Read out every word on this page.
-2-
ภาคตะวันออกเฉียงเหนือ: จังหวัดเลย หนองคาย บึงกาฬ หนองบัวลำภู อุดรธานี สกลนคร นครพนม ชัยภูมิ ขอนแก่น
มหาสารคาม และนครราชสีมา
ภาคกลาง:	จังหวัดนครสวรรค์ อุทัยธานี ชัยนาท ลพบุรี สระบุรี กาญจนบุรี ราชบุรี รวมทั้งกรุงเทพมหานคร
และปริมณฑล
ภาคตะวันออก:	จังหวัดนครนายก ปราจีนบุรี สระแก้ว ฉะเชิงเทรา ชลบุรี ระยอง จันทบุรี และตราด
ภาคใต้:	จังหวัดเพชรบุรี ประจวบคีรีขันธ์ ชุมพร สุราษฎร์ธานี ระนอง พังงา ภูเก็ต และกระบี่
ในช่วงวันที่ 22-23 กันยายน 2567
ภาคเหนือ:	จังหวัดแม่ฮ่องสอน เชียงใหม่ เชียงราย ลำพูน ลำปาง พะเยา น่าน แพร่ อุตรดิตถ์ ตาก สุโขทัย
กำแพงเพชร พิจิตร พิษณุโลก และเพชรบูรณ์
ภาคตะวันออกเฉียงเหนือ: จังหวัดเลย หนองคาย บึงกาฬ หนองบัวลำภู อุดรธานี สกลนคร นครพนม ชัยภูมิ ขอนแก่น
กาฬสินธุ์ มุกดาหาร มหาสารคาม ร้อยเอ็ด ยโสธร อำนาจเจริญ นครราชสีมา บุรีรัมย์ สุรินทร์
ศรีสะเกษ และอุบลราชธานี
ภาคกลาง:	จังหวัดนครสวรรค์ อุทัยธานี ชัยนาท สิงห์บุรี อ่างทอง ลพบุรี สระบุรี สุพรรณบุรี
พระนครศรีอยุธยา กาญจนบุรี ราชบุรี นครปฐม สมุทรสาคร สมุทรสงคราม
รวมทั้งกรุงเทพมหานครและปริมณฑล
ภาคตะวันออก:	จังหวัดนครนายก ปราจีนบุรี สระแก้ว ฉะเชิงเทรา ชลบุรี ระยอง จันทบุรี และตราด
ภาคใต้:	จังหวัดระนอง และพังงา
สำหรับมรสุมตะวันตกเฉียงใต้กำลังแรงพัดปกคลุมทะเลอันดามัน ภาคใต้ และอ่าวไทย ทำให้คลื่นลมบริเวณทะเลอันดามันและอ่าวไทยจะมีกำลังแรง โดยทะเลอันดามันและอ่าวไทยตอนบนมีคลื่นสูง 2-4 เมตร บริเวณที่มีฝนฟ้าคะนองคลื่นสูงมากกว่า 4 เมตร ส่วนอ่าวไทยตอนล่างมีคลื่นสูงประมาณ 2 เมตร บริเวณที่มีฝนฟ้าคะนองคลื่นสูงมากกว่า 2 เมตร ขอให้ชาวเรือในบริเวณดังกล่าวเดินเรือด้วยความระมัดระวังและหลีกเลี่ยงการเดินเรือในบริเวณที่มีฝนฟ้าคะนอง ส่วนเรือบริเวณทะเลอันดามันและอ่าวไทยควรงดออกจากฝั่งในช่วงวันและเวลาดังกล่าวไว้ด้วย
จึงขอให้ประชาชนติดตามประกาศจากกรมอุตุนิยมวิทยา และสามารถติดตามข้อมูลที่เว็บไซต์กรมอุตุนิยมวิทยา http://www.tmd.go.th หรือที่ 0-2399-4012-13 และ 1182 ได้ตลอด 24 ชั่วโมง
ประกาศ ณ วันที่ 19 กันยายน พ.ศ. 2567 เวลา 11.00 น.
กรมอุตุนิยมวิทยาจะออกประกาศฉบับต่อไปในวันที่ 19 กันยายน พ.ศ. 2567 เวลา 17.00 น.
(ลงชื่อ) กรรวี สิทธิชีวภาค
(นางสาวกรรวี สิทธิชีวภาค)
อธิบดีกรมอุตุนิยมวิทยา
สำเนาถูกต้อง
...
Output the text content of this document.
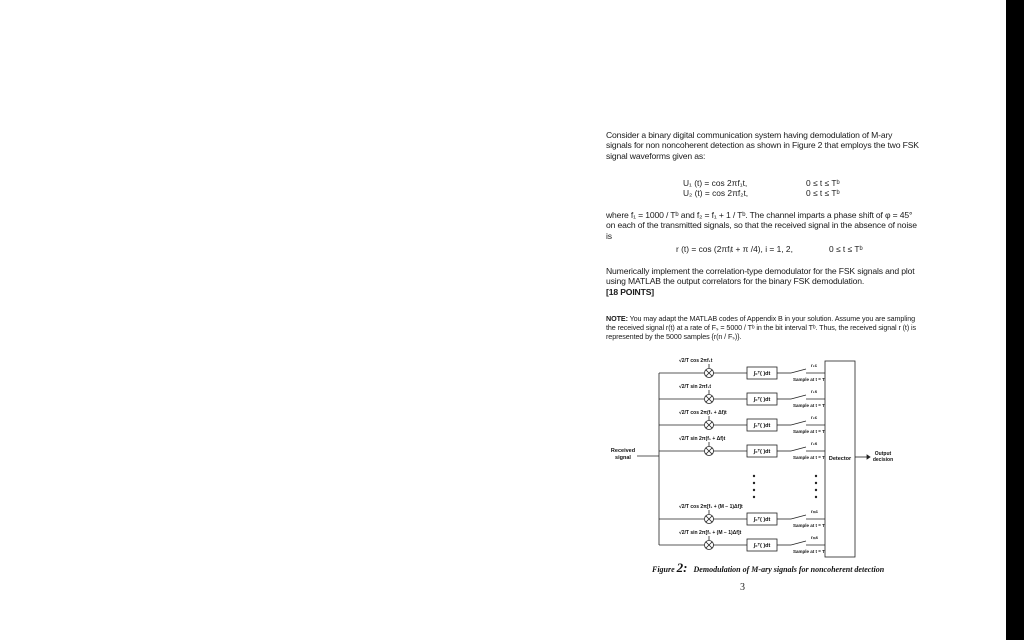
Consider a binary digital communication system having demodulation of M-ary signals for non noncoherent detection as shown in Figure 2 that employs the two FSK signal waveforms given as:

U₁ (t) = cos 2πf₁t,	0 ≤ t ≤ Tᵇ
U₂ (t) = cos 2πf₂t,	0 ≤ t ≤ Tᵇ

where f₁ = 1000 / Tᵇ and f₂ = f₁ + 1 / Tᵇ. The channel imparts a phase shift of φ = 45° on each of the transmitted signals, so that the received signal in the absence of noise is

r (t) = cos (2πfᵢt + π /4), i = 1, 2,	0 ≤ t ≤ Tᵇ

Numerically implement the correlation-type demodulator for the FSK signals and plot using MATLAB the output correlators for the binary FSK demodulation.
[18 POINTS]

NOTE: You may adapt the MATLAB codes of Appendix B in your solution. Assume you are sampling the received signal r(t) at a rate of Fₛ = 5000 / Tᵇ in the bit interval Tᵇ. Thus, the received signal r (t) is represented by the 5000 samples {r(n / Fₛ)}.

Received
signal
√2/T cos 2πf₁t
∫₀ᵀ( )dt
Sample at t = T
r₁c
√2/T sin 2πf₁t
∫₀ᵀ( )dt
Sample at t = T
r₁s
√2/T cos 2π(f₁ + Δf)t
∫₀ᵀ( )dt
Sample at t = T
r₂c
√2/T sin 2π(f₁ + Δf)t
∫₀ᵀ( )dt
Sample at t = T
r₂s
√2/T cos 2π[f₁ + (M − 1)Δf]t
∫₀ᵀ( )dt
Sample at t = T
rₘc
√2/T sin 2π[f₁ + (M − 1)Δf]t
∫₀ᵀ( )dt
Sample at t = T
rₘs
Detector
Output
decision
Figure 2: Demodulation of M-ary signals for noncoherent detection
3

Written task:
From the records above, pick out and copy each line holding the word "this".

Written response:
Read out every word on this page.
Output the text content of this document.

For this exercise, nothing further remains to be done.